**MATERIAL SUPPLIED**:

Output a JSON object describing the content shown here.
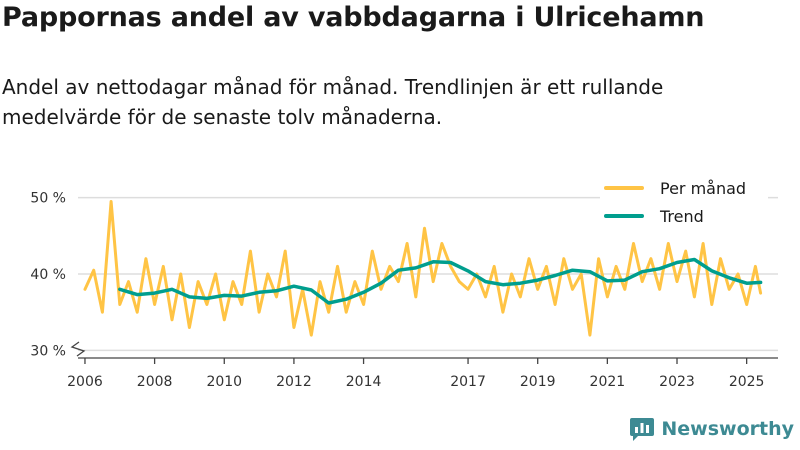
{
  "header": {
    "title": "Pappornas andel av vabbdagarna i Ulricehamn",
    "subtitle": "Andel av nettodagar månad för månad. Trendlinjen är ett rullande medelvärde för de senaste tolv månaderna."
  },
  "brand": {
    "name": "Newsworthy"
  },
  "colors": {
    "per_month": "#ffc445",
    "trend": "#009e8e",
    "grid": "#dddddd",
    "brand": "#3d8a93"
  },
  "chart_data": {
    "type": "line",
    "title": "Pappornas andel av vabbdagarna i Ulricehamn",
    "xlabel": "",
    "ylabel": "",
    "xlim": [
      2005.8,
      2025.9
    ],
    "ylim": [
      29,
      51
    ],
    "y_ticks": [
      {
        "value": 30,
        "label": "30 %"
      },
      {
        "value": 40,
        "label": "40 %"
      },
      {
        "value": 50,
        "label": "50 %"
      }
    ],
    "x_ticks": [
      {
        "value": 2006,
        "label": "2006"
      },
      {
        "value": 2008,
        "label": "2008"
      },
      {
        "value": 2010,
        "label": "2010"
      },
      {
        "value": 2012,
        "label": "2012"
      },
      {
        "value": 2014,
        "label": "2014"
      },
      {
        "value": 2017,
        "label": "2017"
      },
      {
        "value": 2019,
        "label": "2019"
      },
      {
        "value": 2021,
        "label": "2021"
      },
      {
        "value": 2023,
        "label": "2023"
      },
      {
        "value": 2025,
        "label": "2025"
      }
    ],
    "legend_position": "top-right",
    "series": [
      {
        "name": "Per månad",
        "x": [
          2006.0,
          2006.25,
          2006.5,
          2006.75,
          2007.0,
          2007.25,
          2007.5,
          2007.75,
          2008.0,
          2008.25,
          2008.5,
          2008.75,
          2009.0,
          2009.25,
          2009.5,
          2009.75,
          2010.0,
          2010.25,
          2010.5,
          2010.75,
          2011.0,
          2011.25,
          2011.5,
          2011.75,
          2012.0,
          2012.25,
          2012.5,
          2012.75,
          2013.0,
          2013.25,
          2013.5,
          2013.75,
          2014.0,
          2014.25,
          2014.5,
          2014.75,
          2015.0,
          2015.25,
          2015.5,
          2015.75,
          2016.0,
          2016.25,
          2016.5,
          2016.75,
          2017.0,
          2017.25,
          2017.5,
          2017.75,
          2018.0,
          2018.25,
          2018.5,
          2018.75,
          2019.0,
          2019.25,
          2019.5,
          2019.75,
          2020.0,
          2020.25,
          2020.5,
          2020.75,
          2021.0,
          2021.25,
          2021.5,
          2021.75,
          2022.0,
          2022.25,
          2022.5,
          2022.75,
          2023.0,
          2023.25,
          2023.5,
          2023.75,
          2024.0,
          2024.25,
          2024.5,
          2024.75,
          2025.0,
          2025.25,
          2025.4
        ],
        "values": [
          38,
          40.5,
          35,
          49.5,
          36,
          39,
          35,
          42,
          36,
          41,
          34,
          40,
          33,
          39,
          36,
          40,
          34,
          39,
          36,
          43,
          35,
          40,
          37,
          43,
          33,
          38,
          32,
          39,
          35,
          41,
          35,
          39,
          36,
          43,
          38,
          41,
          39,
          44,
          37,
          46,
          39,
          44,
          41,
          39,
          38,
          40,
          37,
          41,
          35,
          40,
          37,
          42,
          38,
          41,
          36,
          42,
          38,
          40,
          32,
          42,
          37,
          41,
          38,
          44,
          39,
          42,
          38,
          44,
          39,
          43,
          37,
          44,
          36,
          42,
          38,
          40,
          36,
          41,
          37.5
        ]
      },
      {
        "name": "Trend",
        "x": [
          2007.0,
          2007.5,
          2008.0,
          2008.5,
          2009.0,
          2009.5,
          2010.0,
          2010.5,
          2011.0,
          2011.5,
          2012.0,
          2012.5,
          2013.0,
          2013.5,
          2014.0,
          2014.5,
          2015.0,
          2015.5,
          2016.0,
          2016.5,
          2017.0,
          2017.5,
          2018.0,
          2018.5,
          2019.0,
          2019.5,
          2020.0,
          2020.5,
          2021.0,
          2021.5,
          2022.0,
          2022.5,
          2023.0,
          2023.5,
          2024.0,
          2024.5,
          2025.0,
          2025.4
        ],
        "values": [
          38,
          37.3,
          37.5,
          38,
          37,
          36.8,
          37.2,
          37.1,
          37.6,
          37.8,
          38.4,
          37.9,
          36.2,
          36.7,
          37.6,
          38.8,
          40.5,
          40.8,
          41.6,
          41.5,
          40.4,
          39,
          38.6,
          38.8,
          39.2,
          39.8,
          40.5,
          40.3,
          39.1,
          39.2,
          40.3,
          40.7,
          41.5,
          41.9,
          40.4,
          39.5,
          38.8,
          38.9
        ]
      }
    ]
  }
}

**TASK GOAL**: Output the lines above in full and exactly as given, omitting any pictures.

**WORKED SOLUTION**:
Output a JSON object describing the content shown here.
{
  "header": {
    "title": "Pappornas andel av vabbdagarna i Ulricehamn",
    "subtitle": "Andel av nettodagar månad för månad. Trendlinjen är ett rullande medelvärde för de senaste tolv månaderna."
  },
  "brand": {
    "name": "Newsworthy"
  },
  "colors": {
    "per_month": "#ffc445",
    "trend": "#009e8e",
    "grid": "#dddddd",
    "brand": "#3d8a93"
  },
  "chart_data": {
    "type": "line",
    "title": "Pappornas andel av vabbdagarna i Ulricehamn",
    "xlabel": "",
    "ylabel": "",
    "xlim": [
      2005.8,
      2025.9
    ],
    "ylim": [
      29,
      51
    ],
    "y_ticks": [
      {
        "value": 30,
        "label": "30 %"
      },
      {
        "value": 40,
        "label": "40 %"
      },
      {
        "value": 50,
        "label": "50 %"
      }
    ],
    "x_ticks": [
      {
        "value": 2006,
        "label": "2006"
      },
      {
        "value": 2008,
        "label": "2008"
      },
      {
        "value": 2010,
        "label": "2010"
      },
      {
        "value": 2012,
        "label": "2012"
      },
      {
        "value": 2014,
        "label": "2014"
      },
      {
        "value": 2017,
        "label": "2017"
      },
      {
        "value": 2019,
        "label": "2019"
      },
      {
        "value": 2021,
        "label": "2021"
      },
      {
        "value": 2023,
        "label": "2023"
      },
      {
        "value": 2025,
        "label": "2025"
      }
    ],
    "legend_position": "top-right",
    "series": [
      {
        "name": "Per månad",
        "x": [
          2006.0,
          2006.25,
          2006.5,
          2006.75,
          2007.0,
          2007.25,
          2007.5,
          2007.75,
          2008.0,
          2008.25,
          2008.5,
          2008.75,
          2009.0,
          2009.25,
          2009.5,
          2009.75,
          2010.0,
          2010.25,
          2010.5,
          2010.75,
          2011.0,
          2011.25,
          2011.5,
          2011.75,
          2012.0,
          2012.25,
          2012.5,
          2012.75,
          2013.0,
          2013.25,
          2013.5,
          2013.75,
          2014.0,
          2014.25,
          2014.5,
          2014.75,
          2015.0,
          2015.25,
          2015.5,
          2015.75,
          2016.0,
          2016.25,
          2016.5,
          2016.75,
          2017.0,
          2017.25,
          2017.5,
          2017.75,
          2018.0,
          2018.25,
          2018.5,
          2018.75,
          2019.0,
          2019.25,
          2019.5,
          2019.75,
          2020.0,
          2020.25,
          2020.5,
          2020.75,
          2021.0,
          2021.25,
          2021.5,
          2021.75,
          2022.0,
          2022.25,
          2022.5,
          2022.75,
          2023.0,
          2023.25,
          2023.5,
          2023.75,
          2024.0,
          2024.25,
          2024.5,
          2024.75,
          2025.0,
          2025.25,
          2025.4
        ],
        "values": [
          38,
          40.5,
          35,
          49.5,
          36,
          39,
          35,
          42,
          36,
          41,
          34,
          40,
          33,
          39,
          36,
          40,
          34,
          39,
          36,
          43,
          35,
          40,
          37,
          43,
          33,
          38,
          32,
          39,
          35,
          41,
          35,
          39,
          36,
          43,
          38,
          41,
          39,
          44,
          37,
          46,
          39,
          44,
          41,
          39,
          38,
          40,
          37,
          41,
          35,
          40,
          37,
          42,
          38,
          41,
          36,
          42,
          38,
          40,
          32,
          42,
          37,
          41,
          38,
          44,
          39,
          42,
          38,
          44,
          39,
          43,
          37,
          44,
          36,
          42,
          38,
          40,
          36,
          41,
          37.5
        ]
      },
      {
        "name": "Trend",
        "x": [
          2007.0,
          2007.5,
          2008.0,
          2008.5,
          2009.0,
          2009.5,
          2010.0,
          2010.5,
          2011.0,
          2011.5,
          2012.0,
          2012.5,
          2013.0,
          2013.5,
          2014.0,
          2014.5,
          2015.0,
          2015.5,
          2016.0,
          2016.5,
          2017.0,
          2017.5,
          2018.0,
          2018.5,
          2019.0,
          2019.5,
          2020.0,
          2020.5,
          2021.0,
          2021.5,
          2022.0,
          2022.5,
          2023.0,
          2023.5,
          2024.0,
          2024.5,
          2025.0,
          2025.4
        ],
        "values": [
          38,
          37.3,
          37.5,
          38,
          37,
          36.8,
          37.2,
          37.1,
          37.6,
          37.8,
          38.4,
          37.9,
          36.2,
          36.7,
          37.6,
          38.8,
          40.5,
          40.8,
          41.6,
          41.5,
          40.4,
          39,
          38.6,
          38.8,
          39.2,
          39.8,
          40.5,
          40.3,
          39.1,
          39.2,
          40.3,
          40.7,
          41.5,
          41.9,
          40.4,
          39.5,
          38.8,
          38.9
        ]
      }
    ]
  }
}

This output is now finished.